## RECORD EXCERPTS
'''
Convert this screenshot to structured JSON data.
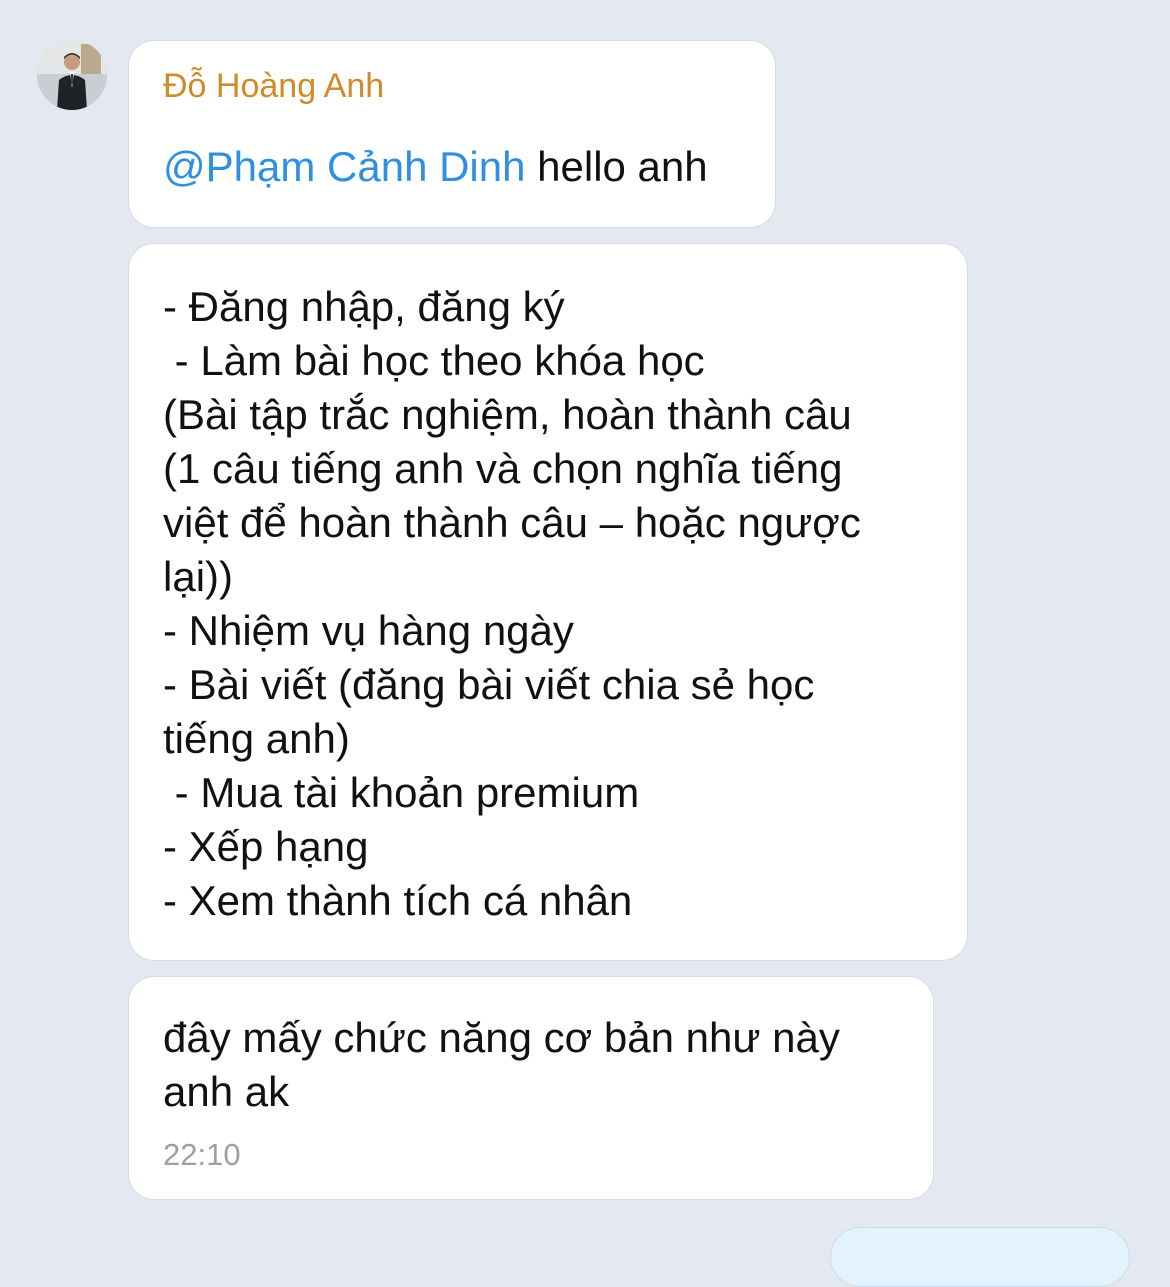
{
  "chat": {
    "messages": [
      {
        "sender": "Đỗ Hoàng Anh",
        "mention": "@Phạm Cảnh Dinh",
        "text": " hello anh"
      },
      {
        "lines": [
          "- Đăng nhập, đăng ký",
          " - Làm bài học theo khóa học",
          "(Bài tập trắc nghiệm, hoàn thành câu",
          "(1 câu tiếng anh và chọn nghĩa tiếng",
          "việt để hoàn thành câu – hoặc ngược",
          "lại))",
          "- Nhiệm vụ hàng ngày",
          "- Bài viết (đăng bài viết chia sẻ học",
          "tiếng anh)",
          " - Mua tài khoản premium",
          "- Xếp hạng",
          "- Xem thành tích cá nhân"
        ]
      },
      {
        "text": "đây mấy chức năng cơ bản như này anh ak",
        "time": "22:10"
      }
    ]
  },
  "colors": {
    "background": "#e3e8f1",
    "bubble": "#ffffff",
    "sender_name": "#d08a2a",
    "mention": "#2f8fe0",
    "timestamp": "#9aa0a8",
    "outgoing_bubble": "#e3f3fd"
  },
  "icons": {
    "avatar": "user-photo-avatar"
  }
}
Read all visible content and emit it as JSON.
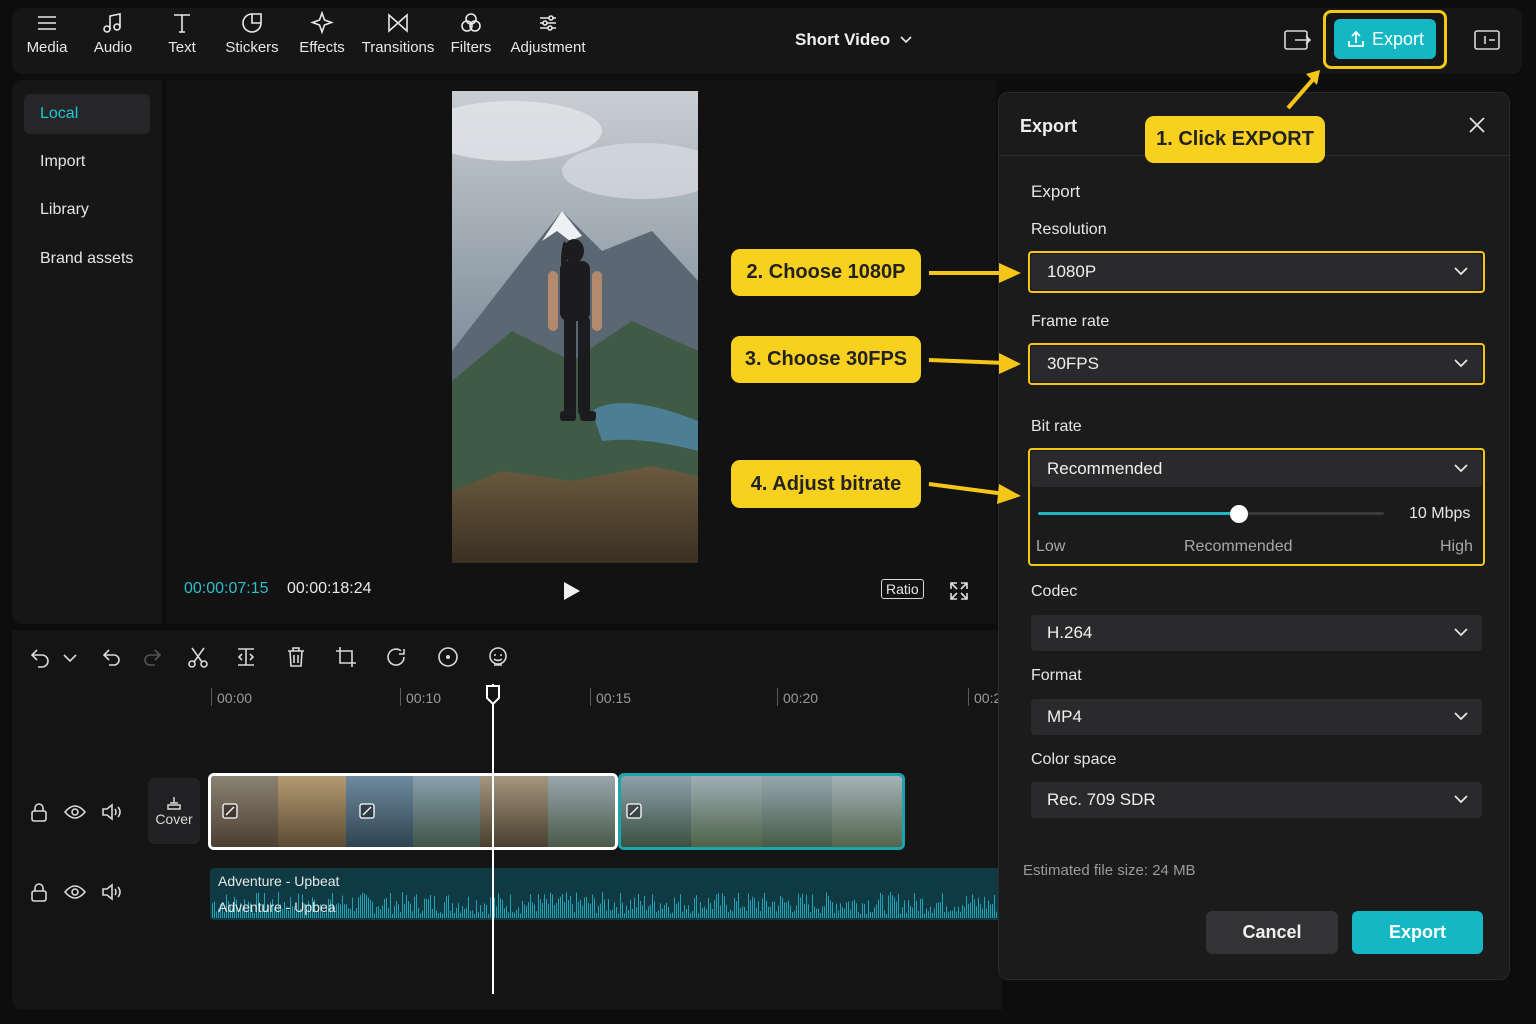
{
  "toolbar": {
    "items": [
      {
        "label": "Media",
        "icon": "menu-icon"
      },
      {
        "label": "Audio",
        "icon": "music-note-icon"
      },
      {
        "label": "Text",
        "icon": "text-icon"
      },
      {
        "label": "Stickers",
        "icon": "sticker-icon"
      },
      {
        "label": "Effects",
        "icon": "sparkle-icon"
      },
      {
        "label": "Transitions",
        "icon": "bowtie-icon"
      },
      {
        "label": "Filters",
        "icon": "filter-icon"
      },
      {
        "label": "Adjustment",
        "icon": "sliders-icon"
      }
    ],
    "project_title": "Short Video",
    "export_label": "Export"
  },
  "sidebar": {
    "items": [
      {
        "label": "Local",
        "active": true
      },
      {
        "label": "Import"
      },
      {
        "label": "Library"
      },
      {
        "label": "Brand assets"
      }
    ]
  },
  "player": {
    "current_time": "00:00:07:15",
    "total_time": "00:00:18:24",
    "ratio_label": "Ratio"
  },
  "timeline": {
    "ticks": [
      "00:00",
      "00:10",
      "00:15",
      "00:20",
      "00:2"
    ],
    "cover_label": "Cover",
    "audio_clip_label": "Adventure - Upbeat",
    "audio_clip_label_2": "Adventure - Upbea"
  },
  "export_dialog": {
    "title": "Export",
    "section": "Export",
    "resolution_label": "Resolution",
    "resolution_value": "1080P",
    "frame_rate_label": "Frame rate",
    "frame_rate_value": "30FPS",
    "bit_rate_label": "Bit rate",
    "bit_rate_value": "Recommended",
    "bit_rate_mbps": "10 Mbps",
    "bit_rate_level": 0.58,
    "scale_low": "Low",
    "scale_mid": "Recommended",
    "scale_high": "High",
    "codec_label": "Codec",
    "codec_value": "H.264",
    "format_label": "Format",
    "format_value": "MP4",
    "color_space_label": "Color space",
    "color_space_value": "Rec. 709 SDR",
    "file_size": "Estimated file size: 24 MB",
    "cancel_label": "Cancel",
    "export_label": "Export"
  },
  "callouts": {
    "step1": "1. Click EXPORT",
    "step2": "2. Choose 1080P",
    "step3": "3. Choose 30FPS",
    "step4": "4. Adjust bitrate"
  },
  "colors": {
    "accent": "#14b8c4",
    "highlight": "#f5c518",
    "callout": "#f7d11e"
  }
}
'''
## GIVEN INSTRUCTION
Report all lines of the data above that include the string "thành".

## TASK OUTPUT
          "(Bài tập trắc nghiệm, hoàn thành câu",
          "việt để hoàn thành câu – hoặc ngược",
          "- Xem thành tích cá nhân"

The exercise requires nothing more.